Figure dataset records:
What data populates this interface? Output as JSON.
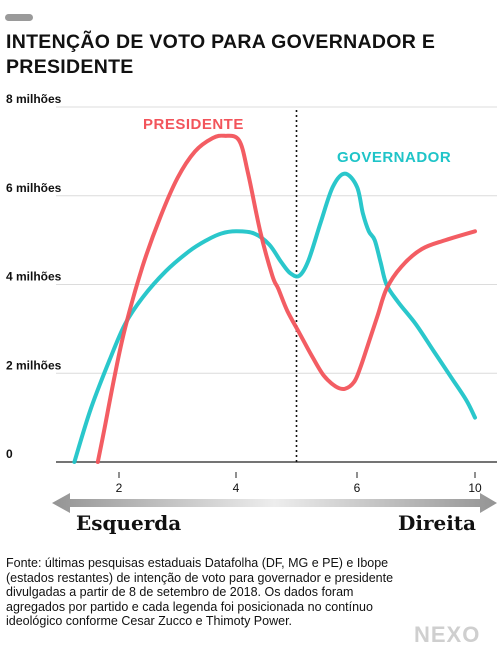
{
  "header": {
    "title": "INTENÇÃO DE VOTO PARA GOVERNADOR E PRESIDENTE"
  },
  "chart_data": {
    "type": "line",
    "title": "INTENÇÃO DE VOTO PARA GOVERNADOR E PRESIDENTE",
    "xlabel": "",
    "ylabel": "",
    "x_ticks": [
      "2",
      "4",
      "6",
      "10"
    ],
    "y_ticks": [
      "0",
      "2 milhões",
      "4 milhões",
      "6 milhões",
      "8 milhões"
    ],
    "ylim": [
      0,
      8
    ],
    "grid": true,
    "axis_arrows": {
      "left": "Esquerda",
      "right": "Direita"
    },
    "reference_line": {
      "x": 5
    },
    "series": [
      {
        "name": "PRESIDENTE",
        "color": "#f2545b",
        "points": [
          [
            1.55,
            0
          ],
          [
            1.7,
            0.8
          ],
          [
            1.9,
            1.9
          ],
          [
            2.1,
            3.0
          ],
          [
            2.4,
            4.4
          ],
          [
            2.7,
            5.5
          ],
          [
            3.0,
            6.4
          ],
          [
            3.3,
            7.0
          ],
          [
            3.6,
            7.3
          ],
          [
            3.8,
            7.35
          ],
          [
            4.05,
            7.25
          ],
          [
            4.2,
            6.5
          ],
          [
            4.4,
            5.2
          ],
          [
            4.6,
            4.2
          ],
          [
            4.7,
            3.9
          ],
          [
            4.85,
            3.4
          ],
          [
            5.05,
            2.9
          ],
          [
            5.25,
            2.4
          ],
          [
            5.45,
            1.95
          ],
          [
            5.65,
            1.7
          ],
          [
            5.8,
            1.65
          ],
          [
            5.95,
            1.8
          ],
          [
            6.1,
            2.1
          ],
          [
            6.4,
            2.7
          ],
          [
            6.7,
            3.3
          ],
          [
            7.0,
            3.9
          ],
          [
            7.5,
            4.4
          ],
          [
            8.2,
            4.8
          ],
          [
            9.0,
            5.0
          ],
          [
            10.0,
            5.2
          ]
        ]
      },
      {
        "name": "GOVERNADOR",
        "color": "#1fc4c8",
        "points": [
          [
            1.05,
            0
          ],
          [
            1.4,
            1.2
          ],
          [
            1.8,
            2.3
          ],
          [
            2.1,
            3.1
          ],
          [
            2.4,
            3.7
          ],
          [
            2.8,
            4.3
          ],
          [
            3.2,
            4.75
          ],
          [
            3.5,
            5.0
          ],
          [
            3.75,
            5.15
          ],
          [
            4.0,
            5.2
          ],
          [
            4.3,
            5.15
          ],
          [
            4.55,
            4.9
          ],
          [
            4.75,
            4.5
          ],
          [
            4.9,
            4.25
          ],
          [
            5.05,
            4.2
          ],
          [
            5.2,
            4.55
          ],
          [
            5.4,
            5.4
          ],
          [
            5.6,
            6.2
          ],
          [
            5.8,
            6.5
          ],
          [
            6.0,
            6.2
          ],
          [
            6.2,
            5.6
          ],
          [
            6.4,
            5.2
          ],
          [
            6.6,
            5.0
          ],
          [
            6.8,
            4.5
          ],
          [
            7.0,
            4.0
          ],
          [
            7.4,
            3.6
          ],
          [
            8.0,
            3.1
          ],
          [
            8.6,
            2.5
          ],
          [
            9.2,
            1.9
          ],
          [
            9.7,
            1.4
          ],
          [
            10.0,
            1.0
          ]
        ]
      }
    ]
  },
  "footer": {
    "source": "Fonte: últimas pesquisas estaduais Datafolha (DF, MG e PE) e Ibope (estados restantes) de intenção de voto para governador e presidente divulgadas a partir de 8 de setembro de 2018. Os dados foram agregados por partido e cada legenda foi posicionada no contínuo ideológico conforme Cesar Zucco e Thimoty Power.",
    "logo": "NEXO"
  }
}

## What you need to do
Leave out the pictures and transcribe the entries above exactly.

## Expected answer
What data populates this interface? Output as JSON.
{
  "header": {
    "title": "INTENÇÃO DE VOTO PARA GOVERNADOR E PRESIDENTE"
  },
  "chart_data": {
    "type": "line",
    "title": "INTENÇÃO DE VOTO PARA GOVERNADOR E PRESIDENTE",
    "xlabel": "",
    "ylabel": "",
    "x_ticks": [
      "2",
      "4",
      "6",
      "10"
    ],
    "y_ticks": [
      "0",
      "2 milhões",
      "4 milhões",
      "6 milhões",
      "8 milhões"
    ],
    "ylim": [
      0,
      8
    ],
    "grid": true,
    "axis_arrows": {
      "left": "Esquerda",
      "right": "Direita"
    },
    "reference_line": {
      "x": 5
    },
    "series": [
      {
        "name": "PRESIDENTE",
        "color": "#f2545b",
        "points": [
          [
            1.55,
            0
          ],
          [
            1.7,
            0.8
          ],
          [
            1.9,
            1.9
          ],
          [
            2.1,
            3.0
          ],
          [
            2.4,
            4.4
          ],
          [
            2.7,
            5.5
          ],
          [
            3.0,
            6.4
          ],
          [
            3.3,
            7.0
          ],
          [
            3.6,
            7.3
          ],
          [
            3.8,
            7.35
          ],
          [
            4.05,
            7.25
          ],
          [
            4.2,
            6.5
          ],
          [
            4.4,
            5.2
          ],
          [
            4.6,
            4.2
          ],
          [
            4.7,
            3.9
          ],
          [
            4.85,
            3.4
          ],
          [
            5.05,
            2.9
          ],
          [
            5.25,
            2.4
          ],
          [
            5.45,
            1.95
          ],
          [
            5.65,
            1.7
          ],
          [
            5.8,
            1.65
          ],
          [
            5.95,
            1.8
          ],
          [
            6.1,
            2.1
          ],
          [
            6.4,
            2.7
          ],
          [
            6.7,
            3.3
          ],
          [
            7.0,
            3.9
          ],
          [
            7.5,
            4.4
          ],
          [
            8.2,
            4.8
          ],
          [
            9.0,
            5.0
          ],
          [
            10.0,
            5.2
          ]
        ]
      },
      {
        "name": "GOVERNADOR",
        "color": "#1fc4c8",
        "points": [
          [
            1.05,
            0
          ],
          [
            1.4,
            1.2
          ],
          [
            1.8,
            2.3
          ],
          [
            2.1,
            3.1
          ],
          [
            2.4,
            3.7
          ],
          [
            2.8,
            4.3
          ],
          [
            3.2,
            4.75
          ],
          [
            3.5,
            5.0
          ],
          [
            3.75,
            5.15
          ],
          [
            4.0,
            5.2
          ],
          [
            4.3,
            5.15
          ],
          [
            4.55,
            4.9
          ],
          [
            4.75,
            4.5
          ],
          [
            4.9,
            4.25
          ],
          [
            5.05,
            4.2
          ],
          [
            5.2,
            4.55
          ],
          [
            5.4,
            5.4
          ],
          [
            5.6,
            6.2
          ],
          [
            5.8,
            6.5
          ],
          [
            6.0,
            6.2
          ],
          [
            6.2,
            5.6
          ],
          [
            6.4,
            5.2
          ],
          [
            6.6,
            5.0
          ],
          [
            6.8,
            4.5
          ],
          [
            7.0,
            4.0
          ],
          [
            7.4,
            3.6
          ],
          [
            8.0,
            3.1
          ],
          [
            8.6,
            2.5
          ],
          [
            9.2,
            1.9
          ],
          [
            9.7,
            1.4
          ],
          [
            10.0,
            1.0
          ]
        ]
      }
    ]
  },
  "footer": {
    "source": "Fonte: últimas pesquisas estaduais Datafolha (DF, MG e PE) e Ibope (estados restantes) de intenção de voto para governador e presidente divulgadas a partir de 8 de setembro de 2018. Os dados foram agregados por partido e cada legenda foi posicionada no contínuo ideológico conforme Cesar Zucco e Thimoty Power.",
    "logo": "NEXO"
  }
}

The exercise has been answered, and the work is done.